### INSTRUCTION
Reproduce the records below exactly as they appear, omitting any pictures they contain.

### DATASET RECORDS

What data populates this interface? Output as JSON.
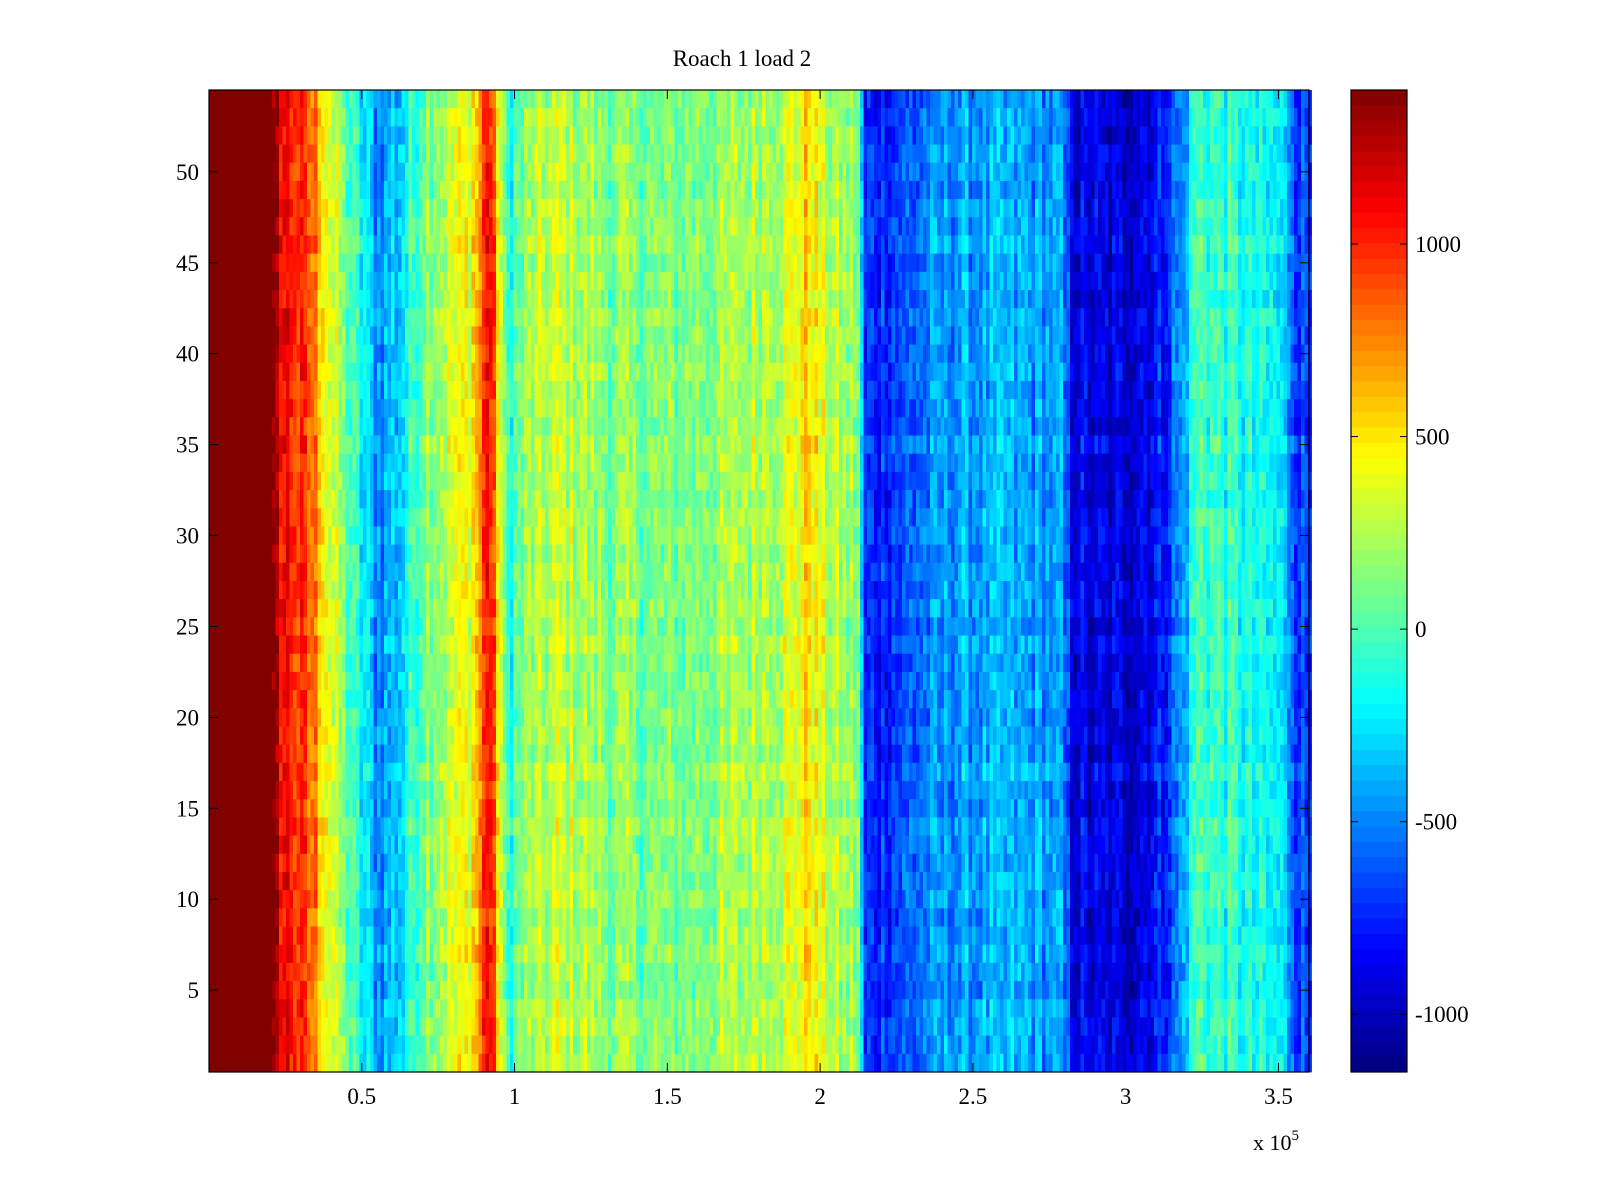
{
  "chart_data": {
    "type": "heatmap",
    "title": "Roach 1 load 2",
    "xlabel": "",
    "ylabel": "",
    "x_exponent_label": "x 10",
    "x_exponent_power": "5",
    "xlim": [
      0,
      3.6
    ],
    "ylim": [
      0.5,
      54.5
    ],
    "x_ticks": [
      0.5,
      1,
      1.5,
      2,
      2.5,
      3,
      3.5
    ],
    "x_tick_labels": [
      "0.5",
      "1",
      "1.5",
      "2",
      "2.5",
      "3",
      "3.5"
    ],
    "y_ticks": [
      5,
      10,
      15,
      20,
      25,
      30,
      35,
      40,
      45,
      50
    ],
    "y_tick_labels": [
      "5",
      "10",
      "15",
      "20",
      "25",
      "30",
      "35",
      "40",
      "45",
      "50"
    ],
    "rows": 54,
    "colormap": "jet",
    "clim": [
      -1150,
      1400
    ],
    "colorbar_ticks": [
      -1000,
      -500,
      0,
      500,
      1000
    ],
    "colorbar_tick_labels": [
      "-1000",
      "-500",
      "0",
      "500",
      "1000"
    ],
    "column_profile": [
      {
        "x": 0.0,
        "value": 1400
      },
      {
        "x": 0.2,
        "value": 1400
      },
      {
        "x": 0.23,
        "value": 1150
      },
      {
        "x": 0.28,
        "value": 1000
      },
      {
        "x": 0.34,
        "value": 800
      },
      {
        "x": 0.4,
        "value": 350
      },
      {
        "x": 0.46,
        "value": 0
      },
      {
        "x": 0.55,
        "value": -450
      },
      {
        "x": 0.62,
        "value": -300
      },
      {
        "x": 0.7,
        "value": 150
      },
      {
        "x": 0.78,
        "value": 300
      },
      {
        "x": 0.85,
        "value": 450
      },
      {
        "x": 0.88,
        "value": 650
      },
      {
        "x": 0.91,
        "value": 1150
      },
      {
        "x": 0.94,
        "value": 650
      },
      {
        "x": 0.97,
        "value": -100
      },
      {
        "x": 1.05,
        "value": 200
      },
      {
        "x": 1.15,
        "value": 300
      },
      {
        "x": 1.3,
        "value": 150
      },
      {
        "x": 1.5,
        "value": 100
      },
      {
        "x": 1.7,
        "value": 200
      },
      {
        "x": 1.9,
        "value": 350
      },
      {
        "x": 1.96,
        "value": 550
      },
      {
        "x": 2.02,
        "value": 250
      },
      {
        "x": 2.12,
        "value": 150
      },
      {
        "x": 2.14,
        "value": -750
      },
      {
        "x": 2.25,
        "value": -650
      },
      {
        "x": 2.4,
        "value": -450
      },
      {
        "x": 2.6,
        "value": -400
      },
      {
        "x": 2.78,
        "value": -450
      },
      {
        "x": 2.82,
        "value": -850
      },
      {
        "x": 2.95,
        "value": -950
      },
      {
        "x": 3.1,
        "value": -800
      },
      {
        "x": 3.18,
        "value": -450
      },
      {
        "x": 3.22,
        "value": 0
      },
      {
        "x": 3.35,
        "value": -100
      },
      {
        "x": 3.5,
        "value": -250
      },
      {
        "x": 3.56,
        "value": -650
      },
      {
        "x": 3.6,
        "value": -700
      }
    ],
    "noise_amplitude": 220
  }
}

### TASK RESPONSE
What data populates this interface? Output as JSON.
{
  "chart_data": {
    "type": "heatmap",
    "title": "Roach 1 load 2",
    "xlabel": "",
    "ylabel": "",
    "x_exponent_label": "x 10",
    "x_exponent_power": "5",
    "xlim": [
      0,
      3.6
    ],
    "ylim": [
      0.5,
      54.5
    ],
    "x_ticks": [
      0.5,
      1,
      1.5,
      2,
      2.5,
      3,
      3.5
    ],
    "x_tick_labels": [
      "0.5",
      "1",
      "1.5",
      "2",
      "2.5",
      "3",
      "3.5"
    ],
    "y_ticks": [
      5,
      10,
      15,
      20,
      25,
      30,
      35,
      40,
      45,
      50
    ],
    "y_tick_labels": [
      "5",
      "10",
      "15",
      "20",
      "25",
      "30",
      "35",
      "40",
      "45",
      "50"
    ],
    "rows": 54,
    "colormap": "jet",
    "clim": [
      -1150,
      1400
    ],
    "colorbar_ticks": [
      -1000,
      -500,
      0,
      500,
      1000
    ],
    "colorbar_tick_labels": [
      "-1000",
      "-500",
      "0",
      "500",
      "1000"
    ],
    "column_profile": [
      {
        "x": 0.0,
        "value": 1400
      },
      {
        "x": 0.2,
        "value": 1400
      },
      {
        "x": 0.23,
        "value": 1150
      },
      {
        "x": 0.28,
        "value": 1000
      },
      {
        "x": 0.34,
        "value": 800
      },
      {
        "x": 0.4,
        "value": 350
      },
      {
        "x": 0.46,
        "value": 0
      },
      {
        "x": 0.55,
        "value": -450
      },
      {
        "x": 0.62,
        "value": -300
      },
      {
        "x": 0.7,
        "value": 150
      },
      {
        "x": 0.78,
        "value": 300
      },
      {
        "x": 0.85,
        "value": 450
      },
      {
        "x": 0.88,
        "value": 650
      },
      {
        "x": 0.91,
        "value": 1150
      },
      {
        "x": 0.94,
        "value": 650
      },
      {
        "x": 0.97,
        "value": -100
      },
      {
        "x": 1.05,
        "value": 200
      },
      {
        "x": 1.15,
        "value": 300
      },
      {
        "x": 1.3,
        "value": 150
      },
      {
        "x": 1.5,
        "value": 100
      },
      {
        "x": 1.7,
        "value": 200
      },
      {
        "x": 1.9,
        "value": 350
      },
      {
        "x": 1.96,
        "value": 550
      },
      {
        "x": 2.02,
        "value": 250
      },
      {
        "x": 2.12,
        "value": 150
      },
      {
        "x": 2.14,
        "value": -750
      },
      {
        "x": 2.25,
        "value": -650
      },
      {
        "x": 2.4,
        "value": -450
      },
      {
        "x": 2.6,
        "value": -400
      },
      {
        "x": 2.78,
        "value": -450
      },
      {
        "x": 2.82,
        "value": -850
      },
      {
        "x": 2.95,
        "value": -950
      },
      {
        "x": 3.1,
        "value": -800
      },
      {
        "x": 3.18,
        "value": -450
      },
      {
        "x": 3.22,
        "value": 0
      },
      {
        "x": 3.35,
        "value": -100
      },
      {
        "x": 3.5,
        "value": -250
      },
      {
        "x": 3.56,
        "value": -650
      },
      {
        "x": 3.6,
        "value": -700
      }
    ],
    "noise_amplitude": 220
  }
}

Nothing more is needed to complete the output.